··· Reading text

# Hi from a game developer in croatia



## Zehailiu (May 19, 2021)

Hey there, nice to meet y’all, I mostly do art, writing, and indie game development. Started playing with ableton because music is fun and I wanted to make some music for my game.
you can hear some of that in my soundcloud: https://soundcloud.app.goo.gl/DG7w6LjUiKrBjMs5A
you can also hear them in my game: https://nimphradora.itch.io/the-remainder


----------



## Double Helix (May 19, 2021)

Welcome, Zehai -- I have listened to some of your eclectic Soundcloud collection
Whom do you acknowledge as musical influences?


----------



## Zehailiu (May 19, 2021)

Hi, nice to be here. 
i have too many influences to fully list, but off top of my head, and in no particular order: Shpongle, W.A. Mozart, J.S. Bach, Joe Hisaishi, Nobuo Uematsu, Nujabes, Pink Floyd Dream Theatre, Periphery, Meshuggah, Howard Byron, Hans Zimmer, Harry-Gregson Williams, a lot of early Disney, ritual music and chants from various peoples, tibet, india, shipibo, balkans. 
i really could go on. ^^


----------



## Double Helix (May 19, 2021)

Ah, quite a wide-ranging group. I will have to research some of those.
Have fun on the forum!


----------



## wahey73 (May 19, 2021)

Welcome on board


----------



## doctoremmet (May 20, 2021)

Hi. Nice to meet you, a warm welcome here. Quite a diverse set of musical influences there! 👍


----------



## Zehailiu (May 20, 2021)

Double Helix said:


> Ah, quite a wide-ranging group. I will have to research some of those.
> Have fun on the forum!


----------



## Zehailiu (May 20, 2021)

doctoremmet said:


> Hi. Nice to meet you, a warm welcome here. Quite a diverse set of musical influences there! 👍


Thanks!


----------



## Zehailiu (May 20, 2021)

wahey73 said:


> Welcome on board


----------



## maro (May 20, 2021)

Hi Zehai. Nice to see someone from my country. And good music too.


----------



## Zehailiu (May 21, 2021)

maro said:


> Hi Zehai. Nice to see someone from my country. And good music too.


Hey, nice to meet you too. You're too kind! You have some really nice stuff!


----------



## Pyro861 (May 21, 2021)

I love the Remainder theme. And the art looks good too!


----------



## Karljazz (May 23, 2021)

Welcome !!!


----------



## BassClef (May 23, 2021)

Hello and welcome to the forum!


----------

······
··· Information shown

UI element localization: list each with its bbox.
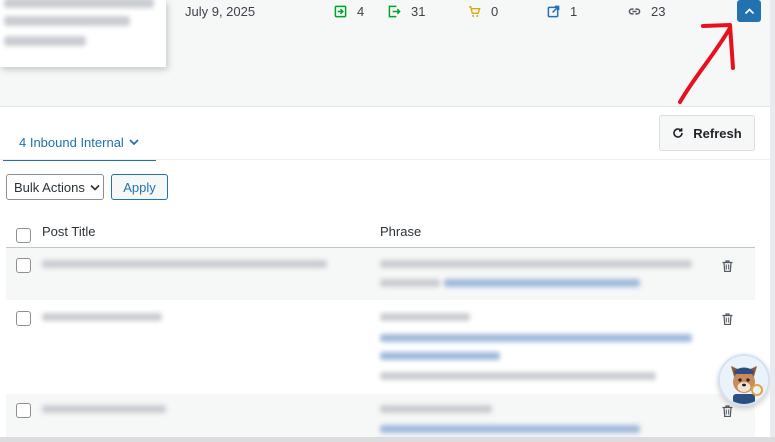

······

--- To be done ---
Print the passage of the introduction thread that opens with the words containing "Welcome, Zehai -- I" and closes with "india, shipibo, balkans.", copying it word for word.

--- Reply to the exercise ---
Welcome, Zehai -- I have listened to some of your eclectic Soundcloud collection
Whom do you acknowledge as musical influences?


----------



## Zehailiu (May 19, 2021)

Hi, nice to be here. 
i have too many influences to fully list, but off top of my head, and in no particular order: Shpongle, W.A. Mozart, J.S. Bach, Joe Hisaishi, Nobuo Uematsu, Nujabes, Pink Floyd Dream Theatre, Periphery, Meshuggah, Howard Byron, Hans Zimmer, Harry-Gregson Williams, a lot of early Disney, ritual music and chants from various peoples, tibet, india, shipibo, balkans.